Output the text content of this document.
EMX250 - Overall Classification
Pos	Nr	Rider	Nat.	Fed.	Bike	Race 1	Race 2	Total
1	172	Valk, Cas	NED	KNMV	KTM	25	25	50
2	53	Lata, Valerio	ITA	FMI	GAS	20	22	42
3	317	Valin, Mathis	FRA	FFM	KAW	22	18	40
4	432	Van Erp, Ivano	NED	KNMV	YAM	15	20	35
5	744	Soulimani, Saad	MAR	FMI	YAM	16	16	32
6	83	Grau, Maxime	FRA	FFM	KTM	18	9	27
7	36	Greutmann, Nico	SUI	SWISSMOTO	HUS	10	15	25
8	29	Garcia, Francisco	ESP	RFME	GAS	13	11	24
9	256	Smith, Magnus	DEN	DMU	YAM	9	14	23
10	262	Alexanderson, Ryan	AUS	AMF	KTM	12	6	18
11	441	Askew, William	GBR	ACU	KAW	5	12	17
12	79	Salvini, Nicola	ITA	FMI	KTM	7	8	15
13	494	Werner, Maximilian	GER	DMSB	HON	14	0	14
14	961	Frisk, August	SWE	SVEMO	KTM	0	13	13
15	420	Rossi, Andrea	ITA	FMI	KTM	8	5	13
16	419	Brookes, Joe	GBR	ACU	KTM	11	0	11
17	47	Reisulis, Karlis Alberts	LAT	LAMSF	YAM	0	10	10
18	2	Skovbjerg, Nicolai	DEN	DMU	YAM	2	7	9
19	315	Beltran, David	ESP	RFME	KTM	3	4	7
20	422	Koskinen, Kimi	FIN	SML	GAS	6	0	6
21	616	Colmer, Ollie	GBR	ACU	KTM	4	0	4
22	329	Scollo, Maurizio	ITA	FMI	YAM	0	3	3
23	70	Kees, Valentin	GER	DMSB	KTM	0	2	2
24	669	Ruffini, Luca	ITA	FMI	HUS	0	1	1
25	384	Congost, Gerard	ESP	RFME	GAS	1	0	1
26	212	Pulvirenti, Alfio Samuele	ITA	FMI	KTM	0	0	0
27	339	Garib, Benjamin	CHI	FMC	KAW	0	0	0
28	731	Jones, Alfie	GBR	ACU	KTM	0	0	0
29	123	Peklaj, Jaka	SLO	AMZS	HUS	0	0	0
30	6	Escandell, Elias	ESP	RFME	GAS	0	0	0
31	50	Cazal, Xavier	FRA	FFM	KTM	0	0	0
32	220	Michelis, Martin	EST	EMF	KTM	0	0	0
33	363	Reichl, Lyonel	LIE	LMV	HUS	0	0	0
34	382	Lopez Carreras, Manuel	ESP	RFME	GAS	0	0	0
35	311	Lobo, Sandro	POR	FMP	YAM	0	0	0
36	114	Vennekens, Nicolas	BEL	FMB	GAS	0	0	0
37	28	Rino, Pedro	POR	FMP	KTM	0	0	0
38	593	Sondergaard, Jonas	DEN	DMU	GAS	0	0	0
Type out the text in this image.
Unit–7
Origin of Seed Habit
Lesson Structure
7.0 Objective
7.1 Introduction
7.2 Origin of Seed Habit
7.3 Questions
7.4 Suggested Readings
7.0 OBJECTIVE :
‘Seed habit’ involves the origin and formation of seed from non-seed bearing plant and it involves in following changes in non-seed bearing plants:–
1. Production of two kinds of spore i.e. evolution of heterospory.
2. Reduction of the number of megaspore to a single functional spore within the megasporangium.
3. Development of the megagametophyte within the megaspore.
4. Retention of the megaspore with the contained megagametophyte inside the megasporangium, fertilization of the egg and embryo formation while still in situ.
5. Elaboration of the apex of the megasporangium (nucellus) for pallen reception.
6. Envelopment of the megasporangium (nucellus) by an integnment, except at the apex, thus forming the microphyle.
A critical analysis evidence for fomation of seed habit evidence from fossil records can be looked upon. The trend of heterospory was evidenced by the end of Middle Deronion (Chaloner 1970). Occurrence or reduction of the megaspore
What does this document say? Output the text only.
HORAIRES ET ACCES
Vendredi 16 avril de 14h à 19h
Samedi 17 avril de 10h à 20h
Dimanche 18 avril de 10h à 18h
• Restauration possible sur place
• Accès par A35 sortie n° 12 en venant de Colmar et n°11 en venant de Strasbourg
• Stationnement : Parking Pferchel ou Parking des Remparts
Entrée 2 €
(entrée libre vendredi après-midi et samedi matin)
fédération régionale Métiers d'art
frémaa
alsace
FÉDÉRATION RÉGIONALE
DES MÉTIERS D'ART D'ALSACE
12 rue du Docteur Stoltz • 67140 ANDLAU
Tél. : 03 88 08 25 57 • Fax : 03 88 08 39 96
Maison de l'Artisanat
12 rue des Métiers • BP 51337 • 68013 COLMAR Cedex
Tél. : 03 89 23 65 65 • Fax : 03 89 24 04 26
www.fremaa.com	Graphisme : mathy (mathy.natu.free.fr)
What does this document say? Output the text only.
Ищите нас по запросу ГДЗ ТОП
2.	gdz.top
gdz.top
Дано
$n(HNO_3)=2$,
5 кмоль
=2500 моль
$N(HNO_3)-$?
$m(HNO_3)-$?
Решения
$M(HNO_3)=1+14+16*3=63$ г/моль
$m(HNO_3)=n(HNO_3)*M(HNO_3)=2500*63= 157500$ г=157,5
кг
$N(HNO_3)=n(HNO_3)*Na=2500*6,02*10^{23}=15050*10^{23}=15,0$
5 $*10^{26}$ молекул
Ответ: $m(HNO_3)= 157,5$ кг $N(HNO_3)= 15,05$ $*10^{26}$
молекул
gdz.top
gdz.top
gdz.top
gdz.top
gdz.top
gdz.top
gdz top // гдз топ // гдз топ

__What is expected__
Search the records for the word "megagametophyte". Copy every line that has it.

__In response__
3. Development of the megagametophyte within the megaspore.
4. Retention of the megaspore with the contained megagametophyte inside the megasporangium, fertilization of the egg and embryo formation while still in situ.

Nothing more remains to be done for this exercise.